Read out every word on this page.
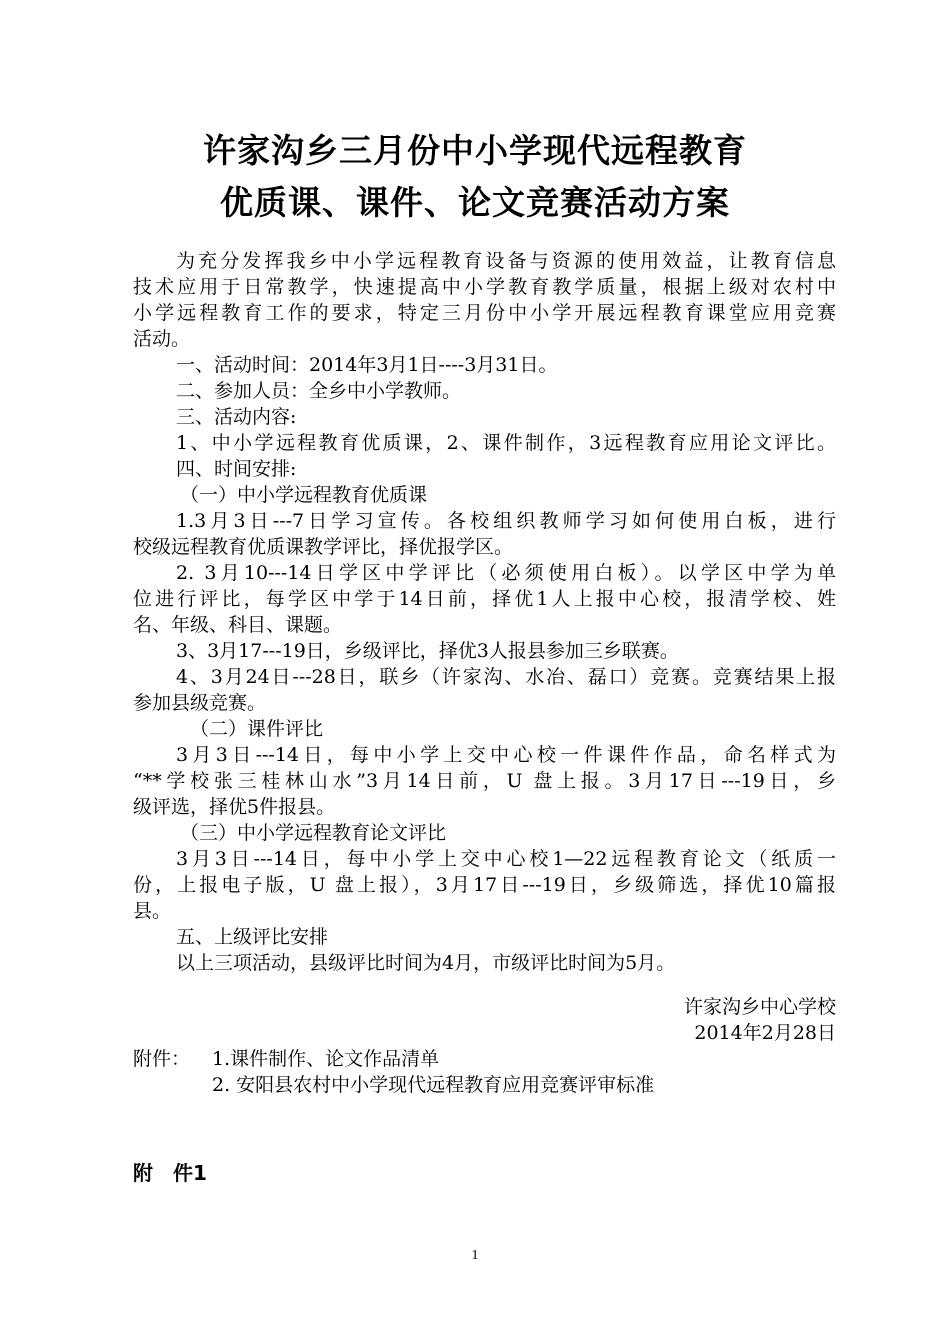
许家沟乡三月份中小学现代远程教育
优质课、课件、论文竞赛活动方案
为充分发挥我乡中小学远程教育设备与资源的使用效益，让教育信息
技术应用于日常教学，快速提高中小学教育教学质量，根据上级对农村中
小学远程教育工作的要求，特定三月份中小学开展远程教育课堂应用竞赛
活动。
一、活动时间：2014年3月1日----3月31日。
二、参加人员：全乡中小学教师。
三、活动内容:
1、中小学远程教育优质课，2、课件制作，3远程教育应用论文评比。
四、时间安排:
（一）中小学远程教育优质课
1.3月3日---7日学习宣传。各校组织教师学习如何使用白板，进行
校级远程教育优质课教学评比，择优报学区。
2. 3月10---14日学区中学评比（必须使用白板）。以学区中学为单
位进行评比，每学区中学于14日前，择优1人上报中心校，报清学校、姓
名、年级、科目、课题。
3、3月17---19日，乡级评比，择优3人报县参加三乡联赛。
4、3月24日---28日，联乡（许家沟、水冶、磊口）竞赛。竞赛结果上报
参加县级竞赛。
（二）课件评比
3月3日---14日，每中小学上交中心校一件课件作品，命名样式为
“**学校张三桂林山水”3月14日前，U 盘上报。3月17日---19日，乡
级评选，择优5件报县。
（三）中小学远程教育论文评比
3月3日---14日，每中小学上交中心校1—22远程教育论文（纸质一
份，上报电子版，U 盘上报），3月17日---19日，乡级筛选，择优10篇报
县。
五、上级评比安排
以上三项活动，县级评比时间为4月，市级评比时间为5月。
许家沟乡中心学校
2014年2月28日
附件： 1.课件制作、论文作品清单
2. 安阳县农村中小学现代远程教育应用竞赛评审标准
附　件1
1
++++++
→ WHAT IS REQUIRED: Pick out and copy every line that contains the word "课件制作".

→ SOLUTION BELOW:
1、中小学远程教育优质课，2、课件制作，3远程教育应用论文评比。
附件： 1.课件制作、论文作品清单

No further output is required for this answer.